Combining the warm, spicy scent of thyme with the sweet aroma of old-fashioned rose, we can't seem to grow enough of this wonderful herb! The foliage and flowers make tea that not only tastes great, but also has all of the healing properties of thyme oil: antibacterial, carminative, soothing on the stomach, and eases congestion in the sinuses and lungs.
We dry and jar up every bit that we don't sell so that we can enjoy this delightful, relaxing, and medicinal tea. In fact, we could use some more in the pantry... wait a second... you don't really want to grow this plant after all, do you? I mean, we get to keep all the plants if you don't buy them, right?!? Well, gosh, I think we're sold out for now. Heehee... OK, OK, just kidding - we might just have some left if you ask nicely! :^)
Who couldn't use more thyme in their day? The foliage and flowers make tea that not only tastes great, but also has all of the healing properties of thyme oil: antibacterial, carminative, soothing on the stomach, and eases congestion in the sinuses and lungs. Thyme thrives especially when you pinch the growing tips to make it more shrubby and branched so that it can form a miniature hedge. It grows best with nearly full sun, though some varieties can tolerate some shade. Although rich soil is best, thyme will also grow in poor soil as long as it has good drainage.
After 3-4 years, the lower stems of thyme plants can often get very woody and the whole plant will grow more slowly unless it's in full sun with rich moist soil. If your plant is woody and not growing very quickly, you might try burying the lower stems with a nice rich compost so that the upper shoots stick out of the top. The upper stems will send out new roots into the fluffy and fertile layer of compost, reinvigorating the plant.

•••••

--- Your task ---
Please answer these questions from the thyme text:
1. The warm, spicy scent of thyme is combined with the aroma of what flower?
2. What does thyme need in order to grow in poor soil?
3. After how many years can the lower stems of thyme plants get very woody?

Page layout parsing data

•••••

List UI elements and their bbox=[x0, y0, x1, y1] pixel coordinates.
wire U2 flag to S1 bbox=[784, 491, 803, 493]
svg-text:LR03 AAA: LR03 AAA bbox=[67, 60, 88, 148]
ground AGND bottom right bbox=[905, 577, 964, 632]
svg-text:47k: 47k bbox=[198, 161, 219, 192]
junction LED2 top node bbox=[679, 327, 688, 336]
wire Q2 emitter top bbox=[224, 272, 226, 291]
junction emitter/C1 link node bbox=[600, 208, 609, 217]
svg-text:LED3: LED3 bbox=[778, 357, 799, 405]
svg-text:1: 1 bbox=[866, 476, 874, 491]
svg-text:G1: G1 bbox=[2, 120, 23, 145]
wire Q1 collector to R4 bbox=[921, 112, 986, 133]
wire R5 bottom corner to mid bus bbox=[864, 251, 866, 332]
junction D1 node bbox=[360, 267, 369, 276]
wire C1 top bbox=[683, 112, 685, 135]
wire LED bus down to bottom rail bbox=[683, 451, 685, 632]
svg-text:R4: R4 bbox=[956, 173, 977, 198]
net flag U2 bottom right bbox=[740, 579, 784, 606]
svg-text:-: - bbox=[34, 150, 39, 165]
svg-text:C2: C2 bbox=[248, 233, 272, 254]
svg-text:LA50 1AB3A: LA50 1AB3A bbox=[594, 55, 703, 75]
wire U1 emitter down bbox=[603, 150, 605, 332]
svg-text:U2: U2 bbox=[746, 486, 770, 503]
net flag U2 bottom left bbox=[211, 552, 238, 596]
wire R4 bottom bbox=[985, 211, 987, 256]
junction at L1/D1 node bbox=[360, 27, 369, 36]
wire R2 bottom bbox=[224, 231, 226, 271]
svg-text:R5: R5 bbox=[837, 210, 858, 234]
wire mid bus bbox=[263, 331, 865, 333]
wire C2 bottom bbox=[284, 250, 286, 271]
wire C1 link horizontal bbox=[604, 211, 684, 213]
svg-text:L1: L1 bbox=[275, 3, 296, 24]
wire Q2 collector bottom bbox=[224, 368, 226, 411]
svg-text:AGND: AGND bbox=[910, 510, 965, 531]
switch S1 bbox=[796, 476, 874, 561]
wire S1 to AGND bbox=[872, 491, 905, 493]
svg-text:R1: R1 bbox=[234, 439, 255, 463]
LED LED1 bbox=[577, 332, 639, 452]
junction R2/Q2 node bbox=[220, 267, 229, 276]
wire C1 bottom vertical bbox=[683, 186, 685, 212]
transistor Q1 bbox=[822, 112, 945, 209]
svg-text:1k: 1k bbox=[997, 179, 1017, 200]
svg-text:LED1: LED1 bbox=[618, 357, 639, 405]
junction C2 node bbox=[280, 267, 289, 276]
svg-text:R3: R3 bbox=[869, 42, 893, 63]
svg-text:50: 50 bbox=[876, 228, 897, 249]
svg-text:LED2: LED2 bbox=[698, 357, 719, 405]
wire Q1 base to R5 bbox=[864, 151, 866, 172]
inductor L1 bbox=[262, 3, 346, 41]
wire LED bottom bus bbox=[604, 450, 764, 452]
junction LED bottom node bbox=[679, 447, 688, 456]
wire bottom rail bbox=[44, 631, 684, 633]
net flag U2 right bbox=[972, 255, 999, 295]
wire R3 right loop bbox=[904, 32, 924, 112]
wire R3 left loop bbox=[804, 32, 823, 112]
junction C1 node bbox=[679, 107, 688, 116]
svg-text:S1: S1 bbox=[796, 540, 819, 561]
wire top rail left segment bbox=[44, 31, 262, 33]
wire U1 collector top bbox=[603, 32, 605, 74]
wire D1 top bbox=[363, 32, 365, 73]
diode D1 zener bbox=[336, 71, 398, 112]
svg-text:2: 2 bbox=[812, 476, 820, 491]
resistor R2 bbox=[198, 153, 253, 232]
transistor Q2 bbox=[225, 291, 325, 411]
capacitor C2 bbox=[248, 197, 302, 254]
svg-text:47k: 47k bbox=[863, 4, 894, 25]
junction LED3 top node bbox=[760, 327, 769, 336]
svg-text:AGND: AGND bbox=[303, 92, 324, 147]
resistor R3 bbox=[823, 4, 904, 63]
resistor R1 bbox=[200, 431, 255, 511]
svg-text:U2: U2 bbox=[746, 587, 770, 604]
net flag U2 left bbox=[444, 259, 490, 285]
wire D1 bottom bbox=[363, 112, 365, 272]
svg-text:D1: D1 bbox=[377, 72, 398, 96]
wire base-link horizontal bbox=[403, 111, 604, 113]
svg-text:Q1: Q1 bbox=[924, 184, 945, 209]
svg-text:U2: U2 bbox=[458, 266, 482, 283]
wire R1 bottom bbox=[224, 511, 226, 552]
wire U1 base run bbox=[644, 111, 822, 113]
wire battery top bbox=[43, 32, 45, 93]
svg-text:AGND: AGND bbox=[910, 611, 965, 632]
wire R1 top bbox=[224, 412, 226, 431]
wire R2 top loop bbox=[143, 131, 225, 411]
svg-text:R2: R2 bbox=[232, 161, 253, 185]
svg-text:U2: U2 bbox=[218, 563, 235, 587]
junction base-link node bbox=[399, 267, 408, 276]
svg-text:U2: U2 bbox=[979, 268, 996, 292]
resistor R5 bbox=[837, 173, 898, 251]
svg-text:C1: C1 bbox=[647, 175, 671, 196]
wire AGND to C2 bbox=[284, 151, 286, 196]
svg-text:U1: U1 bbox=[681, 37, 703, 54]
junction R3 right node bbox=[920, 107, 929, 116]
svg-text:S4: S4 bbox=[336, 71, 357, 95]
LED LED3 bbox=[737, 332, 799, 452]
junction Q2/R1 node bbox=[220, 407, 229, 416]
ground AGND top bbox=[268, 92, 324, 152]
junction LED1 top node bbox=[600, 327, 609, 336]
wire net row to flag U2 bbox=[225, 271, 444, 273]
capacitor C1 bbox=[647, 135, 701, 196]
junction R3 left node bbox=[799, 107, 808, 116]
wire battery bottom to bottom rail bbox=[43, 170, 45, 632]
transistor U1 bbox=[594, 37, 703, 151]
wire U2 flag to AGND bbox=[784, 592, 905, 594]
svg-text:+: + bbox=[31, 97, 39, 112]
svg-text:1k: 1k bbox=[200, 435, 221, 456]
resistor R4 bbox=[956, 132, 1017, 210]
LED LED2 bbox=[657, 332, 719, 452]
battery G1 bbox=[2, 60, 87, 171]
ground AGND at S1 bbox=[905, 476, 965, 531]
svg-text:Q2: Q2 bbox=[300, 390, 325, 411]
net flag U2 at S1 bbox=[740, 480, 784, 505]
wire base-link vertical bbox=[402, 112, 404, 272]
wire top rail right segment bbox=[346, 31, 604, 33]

•••••

--- Task result ---
1. Old-fashioned rose.
2. Good drainage.
3. After 3-4 years.